§ **Requirements**
Output every line of the records below verbatim, keeping the original order.

(Data listing)
+++++

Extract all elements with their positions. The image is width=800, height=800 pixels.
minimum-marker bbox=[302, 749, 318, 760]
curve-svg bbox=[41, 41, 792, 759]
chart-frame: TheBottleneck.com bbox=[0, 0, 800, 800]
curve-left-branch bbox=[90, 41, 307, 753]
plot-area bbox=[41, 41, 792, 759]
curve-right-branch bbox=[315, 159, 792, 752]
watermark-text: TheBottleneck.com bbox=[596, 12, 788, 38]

+++++

§ **Task output**
Extract all elements with their positions. The image is width=800, height=800 pixels.
minimum-marker bbox=[302, 749, 318, 760]
curve-svg bbox=[41, 41, 792, 759]
chart-frame: TheBottleneck.com bbox=[0, 0, 800, 800]
curve-left-branch bbox=[90, 41, 307, 753]
plot-area bbox=[41, 41, 792, 759]
curve-right-branch bbox=[315, 159, 792, 752]
watermark-text: TheBottleneck.com bbox=[596, 12, 788, 38]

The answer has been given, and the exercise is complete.